**WRITTEN INSTRUCTION:** List each line in which the string "IPET" appears.

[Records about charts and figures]
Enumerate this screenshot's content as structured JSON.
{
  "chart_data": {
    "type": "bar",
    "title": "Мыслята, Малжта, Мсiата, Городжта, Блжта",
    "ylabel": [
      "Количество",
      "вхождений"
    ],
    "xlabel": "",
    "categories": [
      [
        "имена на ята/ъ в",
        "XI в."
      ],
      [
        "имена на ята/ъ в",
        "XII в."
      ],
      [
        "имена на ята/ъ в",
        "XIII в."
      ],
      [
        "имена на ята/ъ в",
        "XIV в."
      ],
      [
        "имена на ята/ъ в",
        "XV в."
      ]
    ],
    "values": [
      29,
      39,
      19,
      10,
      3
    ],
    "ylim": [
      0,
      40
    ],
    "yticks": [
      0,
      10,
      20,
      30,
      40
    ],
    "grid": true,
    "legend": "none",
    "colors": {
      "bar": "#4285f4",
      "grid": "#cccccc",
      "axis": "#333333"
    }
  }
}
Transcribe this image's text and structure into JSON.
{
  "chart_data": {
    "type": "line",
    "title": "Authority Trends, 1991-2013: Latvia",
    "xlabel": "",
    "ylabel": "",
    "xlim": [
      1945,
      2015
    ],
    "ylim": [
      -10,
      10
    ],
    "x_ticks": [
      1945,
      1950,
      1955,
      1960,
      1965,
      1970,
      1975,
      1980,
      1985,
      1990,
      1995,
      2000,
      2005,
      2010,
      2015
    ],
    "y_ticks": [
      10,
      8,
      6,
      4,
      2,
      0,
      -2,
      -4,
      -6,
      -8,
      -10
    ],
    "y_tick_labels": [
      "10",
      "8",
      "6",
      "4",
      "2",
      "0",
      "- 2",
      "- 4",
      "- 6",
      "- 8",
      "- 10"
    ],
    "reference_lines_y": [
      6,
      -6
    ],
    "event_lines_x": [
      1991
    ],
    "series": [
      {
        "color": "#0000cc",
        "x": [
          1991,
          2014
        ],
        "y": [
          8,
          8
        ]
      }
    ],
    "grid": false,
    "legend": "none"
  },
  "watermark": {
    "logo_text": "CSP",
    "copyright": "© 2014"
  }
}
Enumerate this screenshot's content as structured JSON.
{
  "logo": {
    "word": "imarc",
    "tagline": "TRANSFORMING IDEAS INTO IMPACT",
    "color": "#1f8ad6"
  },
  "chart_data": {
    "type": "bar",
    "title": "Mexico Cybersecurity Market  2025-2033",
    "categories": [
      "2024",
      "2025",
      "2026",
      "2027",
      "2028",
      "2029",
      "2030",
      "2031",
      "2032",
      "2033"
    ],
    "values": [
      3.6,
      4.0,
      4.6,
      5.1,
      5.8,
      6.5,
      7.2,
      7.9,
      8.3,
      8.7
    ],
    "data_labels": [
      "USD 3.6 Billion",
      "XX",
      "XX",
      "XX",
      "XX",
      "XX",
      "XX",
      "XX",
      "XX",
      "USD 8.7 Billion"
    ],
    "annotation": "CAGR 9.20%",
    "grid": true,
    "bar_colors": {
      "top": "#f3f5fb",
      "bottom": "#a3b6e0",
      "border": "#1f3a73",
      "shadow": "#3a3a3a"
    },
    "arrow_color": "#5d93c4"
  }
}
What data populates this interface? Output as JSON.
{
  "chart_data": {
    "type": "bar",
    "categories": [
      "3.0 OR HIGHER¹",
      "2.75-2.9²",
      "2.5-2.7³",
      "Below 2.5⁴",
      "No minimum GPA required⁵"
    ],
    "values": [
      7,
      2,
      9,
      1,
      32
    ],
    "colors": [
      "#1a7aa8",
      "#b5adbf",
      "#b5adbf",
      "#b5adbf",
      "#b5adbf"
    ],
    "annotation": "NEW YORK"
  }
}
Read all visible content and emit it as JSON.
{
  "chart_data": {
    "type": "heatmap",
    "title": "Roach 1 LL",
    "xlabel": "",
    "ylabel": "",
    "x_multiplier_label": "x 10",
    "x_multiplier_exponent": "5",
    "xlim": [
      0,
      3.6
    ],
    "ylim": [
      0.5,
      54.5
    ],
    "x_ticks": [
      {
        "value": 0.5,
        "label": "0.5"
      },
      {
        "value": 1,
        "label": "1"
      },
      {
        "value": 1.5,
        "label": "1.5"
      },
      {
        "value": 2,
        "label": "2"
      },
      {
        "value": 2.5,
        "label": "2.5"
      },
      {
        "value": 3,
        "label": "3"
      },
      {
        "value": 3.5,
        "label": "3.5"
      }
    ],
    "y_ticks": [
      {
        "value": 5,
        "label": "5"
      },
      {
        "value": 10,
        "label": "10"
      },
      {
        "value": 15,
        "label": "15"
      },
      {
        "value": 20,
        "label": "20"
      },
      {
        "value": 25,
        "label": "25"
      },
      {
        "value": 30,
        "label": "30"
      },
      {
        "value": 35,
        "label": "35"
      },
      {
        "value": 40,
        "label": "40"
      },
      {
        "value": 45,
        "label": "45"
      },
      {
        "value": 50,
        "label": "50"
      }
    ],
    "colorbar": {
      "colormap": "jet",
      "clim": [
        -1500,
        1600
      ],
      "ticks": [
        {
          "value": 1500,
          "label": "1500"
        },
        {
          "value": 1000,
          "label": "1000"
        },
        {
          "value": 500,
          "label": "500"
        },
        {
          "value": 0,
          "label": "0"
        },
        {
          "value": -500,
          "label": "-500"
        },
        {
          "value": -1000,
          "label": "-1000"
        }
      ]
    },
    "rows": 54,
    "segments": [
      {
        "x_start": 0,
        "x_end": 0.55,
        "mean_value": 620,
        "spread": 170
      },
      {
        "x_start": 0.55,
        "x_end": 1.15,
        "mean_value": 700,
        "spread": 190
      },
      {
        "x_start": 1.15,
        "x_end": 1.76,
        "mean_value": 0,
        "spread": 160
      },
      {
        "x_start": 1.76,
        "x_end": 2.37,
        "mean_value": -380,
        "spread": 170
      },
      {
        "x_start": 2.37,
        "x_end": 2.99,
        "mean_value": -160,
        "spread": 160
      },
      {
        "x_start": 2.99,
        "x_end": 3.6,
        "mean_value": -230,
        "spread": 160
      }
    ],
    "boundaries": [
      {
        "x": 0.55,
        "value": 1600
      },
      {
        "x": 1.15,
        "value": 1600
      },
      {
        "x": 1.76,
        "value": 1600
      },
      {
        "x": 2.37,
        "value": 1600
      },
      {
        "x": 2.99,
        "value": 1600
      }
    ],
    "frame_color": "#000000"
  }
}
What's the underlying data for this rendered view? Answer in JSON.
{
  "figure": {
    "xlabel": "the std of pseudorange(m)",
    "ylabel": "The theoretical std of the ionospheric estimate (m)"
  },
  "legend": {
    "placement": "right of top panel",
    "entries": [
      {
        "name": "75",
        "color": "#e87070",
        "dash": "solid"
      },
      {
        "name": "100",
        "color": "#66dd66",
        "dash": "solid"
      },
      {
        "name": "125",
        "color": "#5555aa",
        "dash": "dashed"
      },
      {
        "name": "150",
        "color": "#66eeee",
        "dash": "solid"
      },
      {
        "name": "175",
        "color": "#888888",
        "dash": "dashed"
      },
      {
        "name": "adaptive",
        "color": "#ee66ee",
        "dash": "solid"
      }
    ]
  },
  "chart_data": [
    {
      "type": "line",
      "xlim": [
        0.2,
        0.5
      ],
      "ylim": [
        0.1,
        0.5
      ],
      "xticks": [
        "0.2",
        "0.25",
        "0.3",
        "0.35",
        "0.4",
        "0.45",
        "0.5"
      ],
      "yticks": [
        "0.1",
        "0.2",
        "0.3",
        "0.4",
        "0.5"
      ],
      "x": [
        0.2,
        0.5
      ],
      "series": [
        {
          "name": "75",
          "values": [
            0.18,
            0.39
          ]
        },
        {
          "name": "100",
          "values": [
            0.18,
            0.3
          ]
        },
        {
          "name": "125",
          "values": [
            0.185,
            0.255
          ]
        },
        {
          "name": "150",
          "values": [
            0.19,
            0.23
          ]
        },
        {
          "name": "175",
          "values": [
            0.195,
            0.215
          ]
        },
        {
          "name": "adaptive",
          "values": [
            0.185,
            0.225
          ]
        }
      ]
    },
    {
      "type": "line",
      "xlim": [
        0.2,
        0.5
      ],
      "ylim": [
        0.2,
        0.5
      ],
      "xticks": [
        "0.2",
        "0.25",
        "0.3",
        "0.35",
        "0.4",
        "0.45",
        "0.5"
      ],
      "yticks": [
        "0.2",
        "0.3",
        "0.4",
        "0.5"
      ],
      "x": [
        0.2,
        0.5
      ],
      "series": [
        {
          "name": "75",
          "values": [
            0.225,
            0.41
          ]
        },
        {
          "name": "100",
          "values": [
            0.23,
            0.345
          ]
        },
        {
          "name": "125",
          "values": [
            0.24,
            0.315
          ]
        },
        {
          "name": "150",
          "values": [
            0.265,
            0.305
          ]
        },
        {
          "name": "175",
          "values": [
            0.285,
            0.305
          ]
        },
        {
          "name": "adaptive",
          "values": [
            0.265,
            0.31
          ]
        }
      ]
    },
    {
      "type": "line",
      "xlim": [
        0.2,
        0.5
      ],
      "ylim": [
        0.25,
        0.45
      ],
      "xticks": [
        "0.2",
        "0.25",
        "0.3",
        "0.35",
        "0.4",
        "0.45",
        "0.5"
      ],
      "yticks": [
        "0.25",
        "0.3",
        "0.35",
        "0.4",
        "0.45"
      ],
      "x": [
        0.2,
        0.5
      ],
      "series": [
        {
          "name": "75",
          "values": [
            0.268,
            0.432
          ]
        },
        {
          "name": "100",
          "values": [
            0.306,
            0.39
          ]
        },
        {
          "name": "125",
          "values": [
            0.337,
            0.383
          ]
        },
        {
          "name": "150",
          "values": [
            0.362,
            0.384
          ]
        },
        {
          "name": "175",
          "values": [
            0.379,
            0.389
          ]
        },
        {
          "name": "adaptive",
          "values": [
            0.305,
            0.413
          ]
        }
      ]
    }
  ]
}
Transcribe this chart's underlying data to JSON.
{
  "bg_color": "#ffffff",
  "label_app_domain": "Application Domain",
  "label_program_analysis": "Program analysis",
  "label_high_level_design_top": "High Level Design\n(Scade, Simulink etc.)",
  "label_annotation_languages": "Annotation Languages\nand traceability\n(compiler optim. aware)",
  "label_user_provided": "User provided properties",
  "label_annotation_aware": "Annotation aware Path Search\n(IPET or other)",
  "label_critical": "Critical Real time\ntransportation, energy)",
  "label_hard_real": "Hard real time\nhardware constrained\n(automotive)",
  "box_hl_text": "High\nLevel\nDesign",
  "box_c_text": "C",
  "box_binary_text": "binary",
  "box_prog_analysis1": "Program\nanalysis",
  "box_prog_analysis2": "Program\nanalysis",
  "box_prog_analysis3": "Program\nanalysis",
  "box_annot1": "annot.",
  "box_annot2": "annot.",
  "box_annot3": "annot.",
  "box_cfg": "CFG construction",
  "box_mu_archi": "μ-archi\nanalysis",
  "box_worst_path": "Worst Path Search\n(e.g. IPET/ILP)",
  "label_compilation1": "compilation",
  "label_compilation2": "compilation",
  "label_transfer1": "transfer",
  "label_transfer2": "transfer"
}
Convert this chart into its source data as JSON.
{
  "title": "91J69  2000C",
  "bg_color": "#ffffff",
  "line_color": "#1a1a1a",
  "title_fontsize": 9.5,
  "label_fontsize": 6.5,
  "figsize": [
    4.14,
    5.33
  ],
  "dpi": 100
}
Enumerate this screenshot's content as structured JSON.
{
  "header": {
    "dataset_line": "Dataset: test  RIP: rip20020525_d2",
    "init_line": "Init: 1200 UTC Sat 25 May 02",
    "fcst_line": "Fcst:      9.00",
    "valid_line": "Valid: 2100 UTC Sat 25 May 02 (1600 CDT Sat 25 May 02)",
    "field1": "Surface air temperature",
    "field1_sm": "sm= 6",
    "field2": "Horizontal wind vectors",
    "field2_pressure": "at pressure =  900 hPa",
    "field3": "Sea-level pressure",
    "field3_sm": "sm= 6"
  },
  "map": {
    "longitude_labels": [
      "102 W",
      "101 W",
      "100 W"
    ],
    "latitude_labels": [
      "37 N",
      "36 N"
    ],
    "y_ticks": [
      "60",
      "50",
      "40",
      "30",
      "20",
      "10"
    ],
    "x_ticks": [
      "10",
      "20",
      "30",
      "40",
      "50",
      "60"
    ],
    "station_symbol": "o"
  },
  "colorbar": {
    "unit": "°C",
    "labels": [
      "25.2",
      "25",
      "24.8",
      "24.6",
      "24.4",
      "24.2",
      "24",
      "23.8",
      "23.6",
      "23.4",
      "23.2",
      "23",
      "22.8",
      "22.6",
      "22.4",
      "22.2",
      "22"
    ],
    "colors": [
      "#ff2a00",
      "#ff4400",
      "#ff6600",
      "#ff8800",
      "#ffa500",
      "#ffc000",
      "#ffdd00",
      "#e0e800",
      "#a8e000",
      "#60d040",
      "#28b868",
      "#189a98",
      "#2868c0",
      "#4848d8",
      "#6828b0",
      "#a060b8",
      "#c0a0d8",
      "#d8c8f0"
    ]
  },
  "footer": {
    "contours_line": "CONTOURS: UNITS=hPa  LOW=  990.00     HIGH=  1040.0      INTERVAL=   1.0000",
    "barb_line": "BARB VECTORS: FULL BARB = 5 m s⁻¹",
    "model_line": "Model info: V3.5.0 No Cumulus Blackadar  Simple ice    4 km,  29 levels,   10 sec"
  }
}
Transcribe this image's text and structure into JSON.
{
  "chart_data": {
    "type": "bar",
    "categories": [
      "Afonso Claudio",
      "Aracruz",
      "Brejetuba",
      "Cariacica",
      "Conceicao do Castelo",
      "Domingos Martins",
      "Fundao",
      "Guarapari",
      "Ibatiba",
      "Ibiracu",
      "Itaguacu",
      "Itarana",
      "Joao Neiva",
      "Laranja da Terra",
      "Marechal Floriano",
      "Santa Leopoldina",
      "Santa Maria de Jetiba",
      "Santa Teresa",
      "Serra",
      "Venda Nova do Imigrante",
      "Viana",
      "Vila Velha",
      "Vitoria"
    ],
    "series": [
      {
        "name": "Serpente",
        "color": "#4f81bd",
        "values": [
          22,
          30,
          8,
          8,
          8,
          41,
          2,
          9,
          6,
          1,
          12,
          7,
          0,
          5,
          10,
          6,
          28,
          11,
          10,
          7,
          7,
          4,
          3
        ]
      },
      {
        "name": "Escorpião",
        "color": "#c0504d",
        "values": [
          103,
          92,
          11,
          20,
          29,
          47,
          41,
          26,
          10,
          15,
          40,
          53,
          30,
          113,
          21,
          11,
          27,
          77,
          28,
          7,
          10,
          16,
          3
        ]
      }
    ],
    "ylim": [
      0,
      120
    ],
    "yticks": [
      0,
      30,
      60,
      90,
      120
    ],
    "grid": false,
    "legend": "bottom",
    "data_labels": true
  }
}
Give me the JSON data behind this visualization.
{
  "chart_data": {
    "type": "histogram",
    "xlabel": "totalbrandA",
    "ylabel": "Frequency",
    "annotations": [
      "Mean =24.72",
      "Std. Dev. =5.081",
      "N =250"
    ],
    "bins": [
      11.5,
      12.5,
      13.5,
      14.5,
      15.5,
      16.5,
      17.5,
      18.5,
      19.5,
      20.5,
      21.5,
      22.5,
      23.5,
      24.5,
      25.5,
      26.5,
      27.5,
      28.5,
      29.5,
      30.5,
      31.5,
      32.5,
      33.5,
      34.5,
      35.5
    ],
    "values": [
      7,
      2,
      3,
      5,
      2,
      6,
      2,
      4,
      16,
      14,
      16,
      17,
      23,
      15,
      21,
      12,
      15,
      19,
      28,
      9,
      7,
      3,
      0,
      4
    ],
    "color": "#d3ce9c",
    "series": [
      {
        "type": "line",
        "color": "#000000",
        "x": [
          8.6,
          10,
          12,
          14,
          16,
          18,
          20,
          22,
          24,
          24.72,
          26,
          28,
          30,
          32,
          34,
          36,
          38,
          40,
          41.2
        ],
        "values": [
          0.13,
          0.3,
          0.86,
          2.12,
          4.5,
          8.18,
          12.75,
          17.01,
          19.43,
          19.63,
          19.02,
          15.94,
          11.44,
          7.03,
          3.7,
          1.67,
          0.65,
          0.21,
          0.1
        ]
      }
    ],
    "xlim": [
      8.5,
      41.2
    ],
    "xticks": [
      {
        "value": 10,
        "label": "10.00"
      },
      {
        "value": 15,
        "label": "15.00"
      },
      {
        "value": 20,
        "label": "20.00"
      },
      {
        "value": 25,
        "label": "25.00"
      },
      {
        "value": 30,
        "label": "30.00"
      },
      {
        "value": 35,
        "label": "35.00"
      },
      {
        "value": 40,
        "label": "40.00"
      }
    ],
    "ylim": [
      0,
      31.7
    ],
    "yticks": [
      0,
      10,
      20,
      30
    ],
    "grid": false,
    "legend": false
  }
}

**THE ANSWER:**
  "label_annotation_aware": "Annotation aware Path Search\n(IPET or other)",
  "box_worst_path": "Worst Path Search\n(e.g. IPET/ILP)",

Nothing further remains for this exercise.